**Entries supplied:**
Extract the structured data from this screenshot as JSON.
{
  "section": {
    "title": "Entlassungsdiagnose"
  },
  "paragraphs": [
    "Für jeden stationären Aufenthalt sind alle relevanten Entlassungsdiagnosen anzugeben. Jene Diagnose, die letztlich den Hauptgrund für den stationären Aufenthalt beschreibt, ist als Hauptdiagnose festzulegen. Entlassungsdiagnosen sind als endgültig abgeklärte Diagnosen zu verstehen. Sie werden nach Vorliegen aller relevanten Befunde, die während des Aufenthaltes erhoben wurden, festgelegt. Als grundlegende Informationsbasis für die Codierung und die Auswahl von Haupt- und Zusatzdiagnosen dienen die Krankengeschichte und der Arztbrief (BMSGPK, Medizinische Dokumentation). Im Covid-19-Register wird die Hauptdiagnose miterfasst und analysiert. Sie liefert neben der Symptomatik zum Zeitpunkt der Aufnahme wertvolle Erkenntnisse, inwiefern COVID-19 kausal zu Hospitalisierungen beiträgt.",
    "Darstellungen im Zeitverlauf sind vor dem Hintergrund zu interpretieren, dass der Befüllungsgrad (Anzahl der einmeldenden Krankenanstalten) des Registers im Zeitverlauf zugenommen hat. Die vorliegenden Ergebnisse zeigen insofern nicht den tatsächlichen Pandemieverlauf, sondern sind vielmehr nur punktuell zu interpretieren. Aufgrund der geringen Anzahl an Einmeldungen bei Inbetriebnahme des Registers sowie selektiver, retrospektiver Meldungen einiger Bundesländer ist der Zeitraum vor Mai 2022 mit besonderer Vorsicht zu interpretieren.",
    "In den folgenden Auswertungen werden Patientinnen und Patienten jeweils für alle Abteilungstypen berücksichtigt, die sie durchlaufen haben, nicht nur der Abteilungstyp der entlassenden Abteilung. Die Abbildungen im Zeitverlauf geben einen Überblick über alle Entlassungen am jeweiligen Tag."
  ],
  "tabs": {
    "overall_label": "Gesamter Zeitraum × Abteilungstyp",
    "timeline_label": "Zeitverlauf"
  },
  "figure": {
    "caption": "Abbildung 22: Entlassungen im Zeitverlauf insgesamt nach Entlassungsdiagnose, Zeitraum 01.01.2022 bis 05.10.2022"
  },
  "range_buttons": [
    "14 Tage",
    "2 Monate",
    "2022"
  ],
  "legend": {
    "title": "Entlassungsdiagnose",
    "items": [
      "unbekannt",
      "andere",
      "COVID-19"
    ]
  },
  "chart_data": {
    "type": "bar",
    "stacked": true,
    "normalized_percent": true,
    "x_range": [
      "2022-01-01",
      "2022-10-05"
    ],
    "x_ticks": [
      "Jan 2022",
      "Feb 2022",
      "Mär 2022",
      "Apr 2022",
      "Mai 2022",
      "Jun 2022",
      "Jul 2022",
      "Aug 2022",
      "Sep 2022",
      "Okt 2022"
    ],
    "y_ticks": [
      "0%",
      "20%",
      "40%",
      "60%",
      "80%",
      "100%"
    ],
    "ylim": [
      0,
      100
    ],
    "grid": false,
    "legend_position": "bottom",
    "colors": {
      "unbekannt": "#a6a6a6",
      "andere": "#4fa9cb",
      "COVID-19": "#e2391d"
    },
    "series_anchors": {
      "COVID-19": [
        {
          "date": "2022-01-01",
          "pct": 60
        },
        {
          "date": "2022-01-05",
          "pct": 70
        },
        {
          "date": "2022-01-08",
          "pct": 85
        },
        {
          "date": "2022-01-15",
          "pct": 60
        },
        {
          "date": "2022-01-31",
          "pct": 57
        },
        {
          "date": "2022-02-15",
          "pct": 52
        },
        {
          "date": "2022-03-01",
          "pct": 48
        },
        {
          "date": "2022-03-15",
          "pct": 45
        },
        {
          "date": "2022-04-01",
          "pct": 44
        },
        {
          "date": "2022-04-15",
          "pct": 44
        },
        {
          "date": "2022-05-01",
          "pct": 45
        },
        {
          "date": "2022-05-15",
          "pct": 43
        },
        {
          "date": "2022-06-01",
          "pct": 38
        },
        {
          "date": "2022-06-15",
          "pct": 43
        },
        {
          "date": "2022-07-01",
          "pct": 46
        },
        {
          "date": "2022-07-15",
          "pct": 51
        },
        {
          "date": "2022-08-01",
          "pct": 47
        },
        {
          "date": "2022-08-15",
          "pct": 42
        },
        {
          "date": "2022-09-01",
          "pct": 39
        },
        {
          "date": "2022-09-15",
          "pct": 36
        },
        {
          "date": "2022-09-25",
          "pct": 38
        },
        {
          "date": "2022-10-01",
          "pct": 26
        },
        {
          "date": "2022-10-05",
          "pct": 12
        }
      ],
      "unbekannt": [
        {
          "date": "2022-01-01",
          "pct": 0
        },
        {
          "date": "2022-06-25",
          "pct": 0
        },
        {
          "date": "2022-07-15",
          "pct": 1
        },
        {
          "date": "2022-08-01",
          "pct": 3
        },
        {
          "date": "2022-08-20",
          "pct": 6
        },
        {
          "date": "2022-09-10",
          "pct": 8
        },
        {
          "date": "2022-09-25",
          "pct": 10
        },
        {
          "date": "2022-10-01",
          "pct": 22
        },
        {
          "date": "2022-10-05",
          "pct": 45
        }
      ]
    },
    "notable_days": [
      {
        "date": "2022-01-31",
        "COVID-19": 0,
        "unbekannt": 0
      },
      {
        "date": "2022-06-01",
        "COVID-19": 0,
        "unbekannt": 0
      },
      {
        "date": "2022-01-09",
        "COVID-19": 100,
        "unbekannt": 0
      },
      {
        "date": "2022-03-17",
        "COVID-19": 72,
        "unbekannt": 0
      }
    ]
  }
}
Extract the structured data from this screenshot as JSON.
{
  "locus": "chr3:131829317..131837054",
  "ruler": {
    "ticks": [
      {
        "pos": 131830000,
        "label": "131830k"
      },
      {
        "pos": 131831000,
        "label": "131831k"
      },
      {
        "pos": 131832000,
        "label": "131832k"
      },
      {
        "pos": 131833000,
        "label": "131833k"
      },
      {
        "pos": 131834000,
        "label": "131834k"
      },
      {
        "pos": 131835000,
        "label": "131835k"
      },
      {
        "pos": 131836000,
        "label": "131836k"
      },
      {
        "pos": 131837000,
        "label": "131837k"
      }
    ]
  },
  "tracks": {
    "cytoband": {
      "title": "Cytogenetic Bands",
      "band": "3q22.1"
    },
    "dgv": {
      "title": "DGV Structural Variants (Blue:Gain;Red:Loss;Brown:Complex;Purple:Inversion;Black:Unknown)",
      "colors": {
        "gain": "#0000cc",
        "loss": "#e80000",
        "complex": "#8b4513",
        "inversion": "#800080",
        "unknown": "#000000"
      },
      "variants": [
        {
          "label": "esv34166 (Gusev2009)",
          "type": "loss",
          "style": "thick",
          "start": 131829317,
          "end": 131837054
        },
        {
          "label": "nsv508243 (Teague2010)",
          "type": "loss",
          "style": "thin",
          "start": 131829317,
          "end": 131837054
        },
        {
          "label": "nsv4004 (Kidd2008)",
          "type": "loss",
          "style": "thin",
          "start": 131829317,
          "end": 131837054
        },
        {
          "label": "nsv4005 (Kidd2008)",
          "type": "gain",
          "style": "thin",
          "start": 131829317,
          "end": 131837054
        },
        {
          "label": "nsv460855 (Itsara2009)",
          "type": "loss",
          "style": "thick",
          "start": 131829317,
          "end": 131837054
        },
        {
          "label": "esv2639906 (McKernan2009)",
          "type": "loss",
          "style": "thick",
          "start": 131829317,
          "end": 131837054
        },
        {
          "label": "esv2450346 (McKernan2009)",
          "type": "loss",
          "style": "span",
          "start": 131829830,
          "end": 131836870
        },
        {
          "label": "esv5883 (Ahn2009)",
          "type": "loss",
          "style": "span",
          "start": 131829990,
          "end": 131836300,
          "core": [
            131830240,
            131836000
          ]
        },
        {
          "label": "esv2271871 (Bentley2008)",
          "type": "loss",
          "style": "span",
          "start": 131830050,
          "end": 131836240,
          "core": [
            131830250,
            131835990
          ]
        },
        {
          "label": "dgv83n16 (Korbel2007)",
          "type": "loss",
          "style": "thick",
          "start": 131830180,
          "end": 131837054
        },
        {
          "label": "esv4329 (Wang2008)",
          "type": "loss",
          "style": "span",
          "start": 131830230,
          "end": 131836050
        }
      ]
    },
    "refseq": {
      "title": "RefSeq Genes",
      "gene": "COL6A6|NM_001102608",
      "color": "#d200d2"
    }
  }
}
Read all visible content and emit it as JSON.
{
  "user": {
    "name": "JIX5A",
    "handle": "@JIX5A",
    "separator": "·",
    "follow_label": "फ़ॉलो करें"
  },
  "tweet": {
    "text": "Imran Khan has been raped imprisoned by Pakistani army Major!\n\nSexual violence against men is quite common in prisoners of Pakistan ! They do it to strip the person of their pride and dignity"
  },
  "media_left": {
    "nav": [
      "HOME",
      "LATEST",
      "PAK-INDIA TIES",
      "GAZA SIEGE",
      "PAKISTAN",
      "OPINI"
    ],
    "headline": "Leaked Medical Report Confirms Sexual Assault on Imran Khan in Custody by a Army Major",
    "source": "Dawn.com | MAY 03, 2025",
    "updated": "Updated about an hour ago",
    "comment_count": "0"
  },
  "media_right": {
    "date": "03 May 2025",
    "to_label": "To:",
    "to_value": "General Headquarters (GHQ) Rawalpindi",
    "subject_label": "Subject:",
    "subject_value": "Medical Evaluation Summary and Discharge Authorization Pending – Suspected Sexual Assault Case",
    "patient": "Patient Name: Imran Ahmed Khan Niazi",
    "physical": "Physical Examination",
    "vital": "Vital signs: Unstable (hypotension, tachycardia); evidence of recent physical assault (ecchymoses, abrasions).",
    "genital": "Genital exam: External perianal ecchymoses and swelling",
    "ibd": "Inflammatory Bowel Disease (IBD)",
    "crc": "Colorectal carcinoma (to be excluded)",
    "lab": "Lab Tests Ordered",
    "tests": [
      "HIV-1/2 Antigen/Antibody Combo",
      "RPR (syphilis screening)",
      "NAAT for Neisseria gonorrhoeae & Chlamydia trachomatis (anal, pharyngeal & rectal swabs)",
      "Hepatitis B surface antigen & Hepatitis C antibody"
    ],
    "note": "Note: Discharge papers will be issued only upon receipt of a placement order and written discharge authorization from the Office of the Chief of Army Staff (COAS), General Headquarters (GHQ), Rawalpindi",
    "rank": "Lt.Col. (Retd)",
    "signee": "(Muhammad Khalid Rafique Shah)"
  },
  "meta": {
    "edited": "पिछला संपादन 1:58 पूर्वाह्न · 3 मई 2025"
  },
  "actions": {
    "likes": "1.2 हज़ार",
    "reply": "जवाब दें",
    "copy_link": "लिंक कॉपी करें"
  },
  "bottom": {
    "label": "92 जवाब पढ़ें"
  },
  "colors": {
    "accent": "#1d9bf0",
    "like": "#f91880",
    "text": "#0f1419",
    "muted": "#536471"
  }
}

**Assignment:**
Note every line of the entries in which "Zeitraum" appears, and copy it down.

**Task response:**
    "Darstellungen im Zeitverlauf sind vor dem Hintergrund zu interpretieren, dass der Befüllungsgrad (Anzahl der einmeldenden Krankenanstalten) des Registers im Zeitverlauf zugenommen hat. Die vorliegenden Ergebnisse zeigen insofern nicht den tatsächlichen Pandemieverlauf, sondern sind vielmehr nur punktuell zu interpretieren. Aufgrund der geringen Anzahl an Einmeldungen bei Inbetriebnahme des Registers sowie selektiver, retrospektiver Meldungen einiger Bundesländer ist der Zeitraum vor Mai 2022 mit besonderer Vorsicht zu interpretieren.",
    "overall_label": "Gesamter Zeitraum × Abteilungstyp",
    "caption": "Abbildung 22: Entlassungen im Zeitverlauf insgesamt nach Entlassungsdiagnose, Zeitraum 01.01.2022 bis 05.10.2022"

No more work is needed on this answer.